*** RECORDS TO PROCESS
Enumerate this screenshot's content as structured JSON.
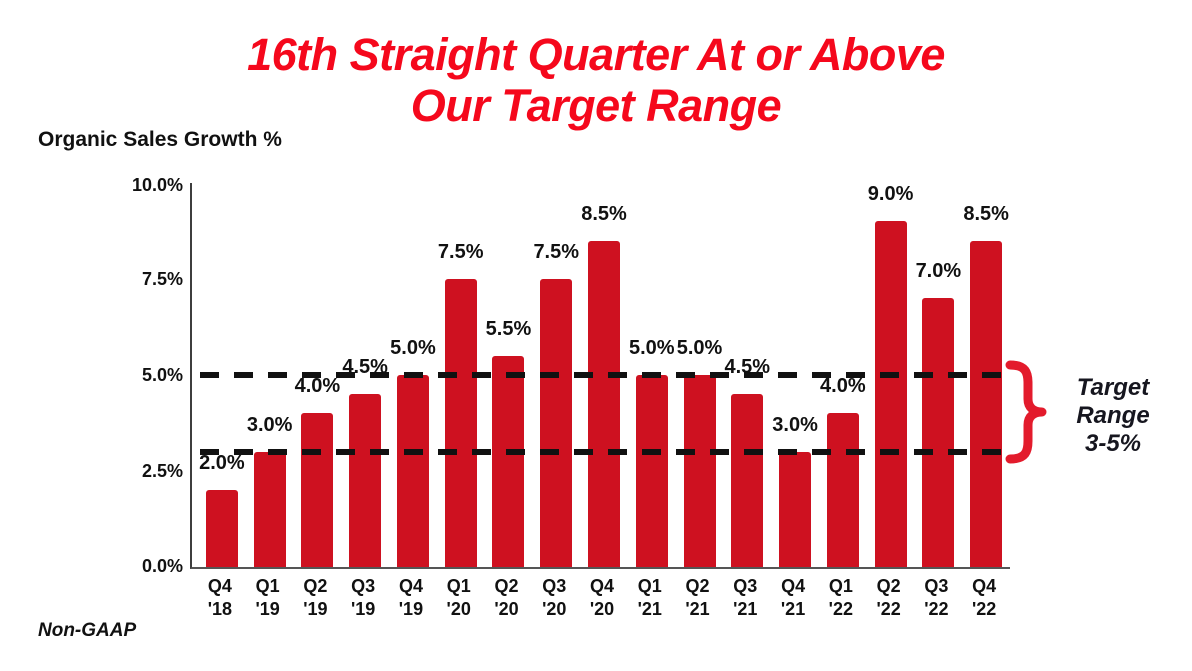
{
  "title": {
    "line1": "16th Straight Quarter At or Above",
    "line2": "Our Target Range"
  },
  "axis_title": "Organic Sales Growth %",
  "footnote": "Non-GAAP",
  "annotation": {
    "line1": "Target",
    "line2": "Range",
    "line3": "3-5%"
  },
  "colors": {
    "title_red": "#F5081C",
    "bar_red": "#CE1120",
    "brace_red": "#E31B2C",
    "ink": "#111111",
    "axis_gray": "#555555",
    "annotation_ink": "#16161F"
  },
  "chart_data": {
    "type": "bar",
    "title": "Organic Sales Growth %",
    "xlabel": "",
    "ylabel": "Organic Sales Growth %",
    "ylim": [
      0,
      10
    ],
    "grid": false,
    "legend": false,
    "yticks": [
      "10.0%",
      "7.5%",
      "5.0%",
      "2.5%",
      "0.0%"
    ],
    "categories": [
      {
        "quarter": "Q4",
        "year": "'18"
      },
      {
        "quarter": "Q1",
        "year": "'19"
      },
      {
        "quarter": "Q2",
        "year": "'19"
      },
      {
        "quarter": "Q3",
        "year": "'19"
      },
      {
        "quarter": "Q4",
        "year": "'19"
      },
      {
        "quarter": "Q1",
        "year": "'20"
      },
      {
        "quarter": "Q2",
        "year": "'20"
      },
      {
        "quarter": "Q3",
        "year": "'20"
      },
      {
        "quarter": "Q4",
        "year": "'20"
      },
      {
        "quarter": "Q1",
        "year": "'21"
      },
      {
        "quarter": "Q2",
        "year": "'21"
      },
      {
        "quarter": "Q3",
        "year": "'21"
      },
      {
        "quarter": "Q4",
        "year": "'21"
      },
      {
        "quarter": "Q1",
        "year": "'22"
      },
      {
        "quarter": "Q2",
        "year": "'22"
      },
      {
        "quarter": "Q3",
        "year": "'22"
      },
      {
        "quarter": "Q4",
        "year": "'22"
      }
    ],
    "values": [
      2.0,
      3.0,
      4.0,
      4.5,
      5.0,
      7.5,
      5.5,
      7.5,
      8.5,
      5.0,
      5.0,
      4.5,
      3.0,
      4.0,
      9.0,
      7.0,
      8.5
    ],
    "labels": [
      "2.0%",
      "3.0%",
      "4.0%",
      "4.5%",
      "5.0%",
      "7.5%",
      "5.5%",
      "7.5%",
      "8.5%",
      "5.0%",
      "5.0%",
      "4.5%",
      "3.0%",
      "4.0%",
      "9.0%",
      "7.0%",
      "8.5%"
    ],
    "target_lines": [
      5.0,
      3.0
    ],
    "target_range_label": "Target Range 3-5%"
  }
}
******
§ **TASK DETAILS**: Except for the pictures, print the data above exactly.

§ **RESPONSE BELOW**:
Enumerate this screenshot's content as structured JSON.
{
  "title": {
    "line1": "16th Straight Quarter At or Above",
    "line2": "Our Target Range"
  },
  "axis_title": "Organic Sales Growth %",
  "footnote": "Non-GAAP",
  "annotation": {
    "line1": "Target",
    "line2": "Range",
    "line3": "3-5%"
  },
  "colors": {
    "title_red": "#F5081C",
    "bar_red": "#CE1120",
    "brace_red": "#E31B2C",
    "ink": "#111111",
    "axis_gray": "#555555",
    "annotation_ink": "#16161F"
  },
  "chart_data": {
    "type": "bar",
    "title": "Organic Sales Growth %",
    "xlabel": "",
    "ylabel": "Organic Sales Growth %",
    "ylim": [
      0,
      10
    ],
    "grid": false,
    "legend": false,
    "yticks": [
      "10.0%",
      "7.5%",
      "5.0%",
      "2.5%",
      "0.0%"
    ],
    "categories": [
      {
        "quarter": "Q4",
        "year": "'18"
      },
      {
        "quarter": "Q1",
        "year": "'19"
      },
      {
        "quarter": "Q2",
        "year": "'19"
      },
      {
        "quarter": "Q3",
        "year": "'19"
      },
      {
        "quarter": "Q4",
        "year": "'19"
      },
      {
        "quarter": "Q1",
        "year": "'20"
      },
      {
        "quarter": "Q2",
        "year": "'20"
      },
      {
        "quarter": "Q3",
        "year": "'20"
      },
      {
        "quarter": "Q4",
        "year": "'20"
      },
      {
        "quarter": "Q1",
        "year": "'21"
      },
      {
        "quarter": "Q2",
        "year": "'21"
      },
      {
        "quarter": "Q3",
        "year": "'21"
      },
      {
        "quarter": "Q4",
        "year": "'21"
      },
      {
        "quarter": "Q1",
        "year": "'22"
      },
      {
        "quarter": "Q2",
        "year": "'22"
      },
      {
        "quarter": "Q3",
        "year": "'22"
      },
      {
        "quarter": "Q4",
        "year": "'22"
      }
    ],
    "values": [
      2.0,
      3.0,
      4.0,
      4.5,
      5.0,
      7.5,
      5.5,
      7.5,
      8.5,
      5.0,
      5.0,
      4.5,
      3.0,
      4.0,
      9.0,
      7.0,
      8.5
    ],
    "labels": [
      "2.0%",
      "3.0%",
      "4.0%",
      "4.5%",
      "5.0%",
      "7.5%",
      "5.5%",
      "7.5%",
      "8.5%",
      "5.0%",
      "5.0%",
      "4.5%",
      "3.0%",
      "4.0%",
      "9.0%",
      "7.0%",
      "8.5%"
    ],
    "target_lines": [
      5.0,
      3.0
    ],
    "target_range_label": "Target Range 3-5%"
  }
}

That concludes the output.